_Records to process:_
• • • •
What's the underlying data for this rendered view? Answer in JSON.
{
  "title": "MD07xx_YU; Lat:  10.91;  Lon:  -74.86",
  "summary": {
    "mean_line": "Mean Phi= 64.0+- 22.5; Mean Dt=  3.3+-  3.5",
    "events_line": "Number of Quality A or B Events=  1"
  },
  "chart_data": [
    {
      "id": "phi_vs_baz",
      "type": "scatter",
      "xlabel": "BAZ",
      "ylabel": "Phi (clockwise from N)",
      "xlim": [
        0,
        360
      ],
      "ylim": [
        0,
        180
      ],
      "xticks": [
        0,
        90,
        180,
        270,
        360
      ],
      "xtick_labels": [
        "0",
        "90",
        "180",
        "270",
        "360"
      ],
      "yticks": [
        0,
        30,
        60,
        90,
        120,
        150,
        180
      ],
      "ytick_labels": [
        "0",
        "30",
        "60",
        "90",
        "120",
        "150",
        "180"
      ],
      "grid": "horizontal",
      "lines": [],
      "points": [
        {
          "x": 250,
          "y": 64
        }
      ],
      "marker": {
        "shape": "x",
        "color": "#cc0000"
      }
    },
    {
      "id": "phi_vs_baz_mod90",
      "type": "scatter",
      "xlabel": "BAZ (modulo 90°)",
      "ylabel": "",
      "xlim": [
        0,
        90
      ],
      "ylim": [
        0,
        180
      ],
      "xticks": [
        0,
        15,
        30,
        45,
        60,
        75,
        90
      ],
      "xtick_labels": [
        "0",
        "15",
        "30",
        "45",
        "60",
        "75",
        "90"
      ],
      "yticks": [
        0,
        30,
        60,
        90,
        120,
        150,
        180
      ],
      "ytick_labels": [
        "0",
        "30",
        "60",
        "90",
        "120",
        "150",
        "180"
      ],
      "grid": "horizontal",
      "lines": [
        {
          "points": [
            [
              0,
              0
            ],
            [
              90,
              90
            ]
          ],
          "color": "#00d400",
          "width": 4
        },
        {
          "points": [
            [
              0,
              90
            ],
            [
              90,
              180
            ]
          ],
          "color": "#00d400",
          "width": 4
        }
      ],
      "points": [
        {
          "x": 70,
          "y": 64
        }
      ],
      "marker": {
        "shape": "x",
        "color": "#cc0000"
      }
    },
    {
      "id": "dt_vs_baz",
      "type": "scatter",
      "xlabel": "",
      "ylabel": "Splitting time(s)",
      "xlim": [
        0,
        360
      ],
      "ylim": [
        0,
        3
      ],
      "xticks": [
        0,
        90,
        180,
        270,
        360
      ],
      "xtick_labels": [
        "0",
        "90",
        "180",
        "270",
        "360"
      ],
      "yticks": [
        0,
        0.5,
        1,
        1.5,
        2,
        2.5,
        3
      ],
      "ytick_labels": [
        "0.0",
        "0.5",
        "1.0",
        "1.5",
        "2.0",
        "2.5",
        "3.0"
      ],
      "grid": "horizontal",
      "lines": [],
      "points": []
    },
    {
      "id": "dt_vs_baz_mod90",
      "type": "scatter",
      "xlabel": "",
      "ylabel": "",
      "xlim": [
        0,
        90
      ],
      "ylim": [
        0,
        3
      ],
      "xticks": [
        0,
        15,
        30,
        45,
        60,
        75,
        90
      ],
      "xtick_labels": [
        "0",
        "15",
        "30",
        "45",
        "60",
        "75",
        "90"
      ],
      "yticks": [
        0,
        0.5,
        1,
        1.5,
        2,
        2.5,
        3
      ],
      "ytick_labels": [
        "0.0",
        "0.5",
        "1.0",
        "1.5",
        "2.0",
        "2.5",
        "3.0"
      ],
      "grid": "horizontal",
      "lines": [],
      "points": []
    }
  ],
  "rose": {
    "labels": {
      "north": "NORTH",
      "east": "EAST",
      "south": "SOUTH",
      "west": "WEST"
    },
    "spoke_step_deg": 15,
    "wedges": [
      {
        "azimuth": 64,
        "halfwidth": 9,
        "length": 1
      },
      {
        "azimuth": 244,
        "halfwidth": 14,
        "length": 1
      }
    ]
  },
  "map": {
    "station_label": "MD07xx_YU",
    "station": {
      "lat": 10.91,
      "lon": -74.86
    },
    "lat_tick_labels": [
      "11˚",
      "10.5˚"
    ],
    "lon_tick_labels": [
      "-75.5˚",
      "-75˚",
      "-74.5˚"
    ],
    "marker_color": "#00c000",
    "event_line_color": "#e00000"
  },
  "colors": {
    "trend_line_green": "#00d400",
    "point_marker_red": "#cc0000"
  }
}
• • • •
_Problem statement:_ Make an exact copy of all the data.

_Output of the exercise:_
What's the underlying data for this rendered view? Answer in JSON.
{
  "title": "MD07xx_YU; Lat:  10.91;  Lon:  -74.86",
  "summary": {
    "mean_line": "Mean Phi= 64.0+- 22.5; Mean Dt=  3.3+-  3.5",
    "events_line": "Number of Quality A or B Events=  1"
  },
  "chart_data": [
    {
      "id": "phi_vs_baz",
      "type": "scatter",
      "xlabel": "BAZ",
      "ylabel": "Phi (clockwise from N)",
      "xlim": [
        0,
        360
      ],
      "ylim": [
        0,
        180
      ],
      "xticks": [
        0,
        90,
        180,
        270,
        360
      ],
      "xtick_labels": [
        "0",
        "90",
        "180",
        "270",
        "360"
      ],
      "yticks": [
        0,
        30,
        60,
        90,
        120,
        150,
        180
      ],
      "ytick_labels": [
        "0",
        "30",
        "60",
        "90",
        "120",
        "150",
        "180"
      ],
      "grid": "horizontal",
      "lines": [],
      "points": [
        {
          "x": 250,
          "y": 64
        }
      ],
      "marker": {
        "shape": "x",
        "color": "#cc0000"
      }
    },
    {
      "id": "phi_vs_baz_mod90",
      "type": "scatter",
      "xlabel": "BAZ (modulo 90°)",
      "ylabel": "",
      "xlim": [
        0,
        90
      ],
      "ylim": [
        0,
        180
      ],
      "xticks": [
        0,
        15,
        30,
        45,
        60,
        75,
        90
      ],
      "xtick_labels": [
        "0",
        "15",
        "30",
        "45",
        "60",
        "75",
        "90"
      ],
      "yticks": [
        0,
        30,
        60,
        90,
        120,
        150,
        180
      ],
      "ytick_labels": [
        "0",
        "30",
        "60",
        "90",
        "120",
        "150",
        "180"
      ],
      "grid": "horizontal",
      "lines": [
        {
          "points": [
            [
              0,
              0
            ],
            [
              90,
              90
            ]
          ],
          "color": "#00d400",
          "width": 4
        },
        {
          "points": [
            [
              0,
              90
            ],
            [
              90,
              180
            ]
          ],
          "color": "#00d400",
          "width": 4
        }
      ],
      "points": [
        {
          "x": 70,
          "y": 64
        }
      ],
      "marker": {
        "shape": "x",
        "color": "#cc0000"
      }
    },
    {
      "id": "dt_vs_baz",
      "type": "scatter",
      "xlabel": "",
      "ylabel": "Splitting time(s)",
      "xlim": [
        0,
        360
      ],
      "ylim": [
        0,
        3
      ],
      "xticks": [
        0,
        90,
        180,
        270,
        360
      ],
      "xtick_labels": [
        "0",
        "90",
        "180",
        "270",
        "360"
      ],
      "yticks": [
        0,
        0.5,
        1,
        1.5,
        2,
        2.5,
        3
      ],
      "ytick_labels": [
        "0.0",
        "0.5",
        "1.0",
        "1.5",
        "2.0",
        "2.5",
        "3.0"
      ],
      "grid": "horizontal",
      "lines": [],
      "points": []
    },
    {
      "id": "dt_vs_baz_mod90",
      "type": "scatter",
      "xlabel": "",
      "ylabel": "",
      "xlim": [
        0,
        90
      ],
      "ylim": [
        0,
        3
      ],
      "xticks": [
        0,
        15,
        30,
        45,
        60,
        75,
        90
      ],
      "xtick_labels": [
        "0",
        "15",
        "30",
        "45",
        "60",
        "75",
        "90"
      ],
      "yticks": [
        0,
        0.5,
        1,
        1.5,
        2,
        2.5,
        3
      ],
      "ytick_labels": [
        "0.0",
        "0.5",
        "1.0",
        "1.5",
        "2.0",
        "2.5",
        "3.0"
      ],
      "grid": "horizontal",
      "lines": [],
      "points": []
    }
  ],
  "rose": {
    "labels": {
      "north": "NORTH",
      "east": "EAST",
      "south": "SOUTH",
      "west": "WEST"
    },
    "spoke_step_deg": 15,
    "wedges": [
      {
        "azimuth": 64,
        "halfwidth": 9,
        "length": 1
      },
      {
        "azimuth": 244,
        "halfwidth": 14,
        "length": 1
      }
    ]
  },
  "map": {
    "station_label": "MD07xx_YU",
    "station": {
      "lat": 10.91,
      "lon": -74.86
    },
    "lat_tick_labels": [
      "11˚",
      "10.5˚"
    ],
    "lon_tick_labels": [
      "-75.5˚",
      "-75˚",
      "-74.5˚"
    ],
    "marker_color": "#00c000",
    "event_line_color": "#e00000"
  },
  "colors": {
    "trend_line_green": "#00d400",
    "point_marker_red": "#cc0000"
  }
}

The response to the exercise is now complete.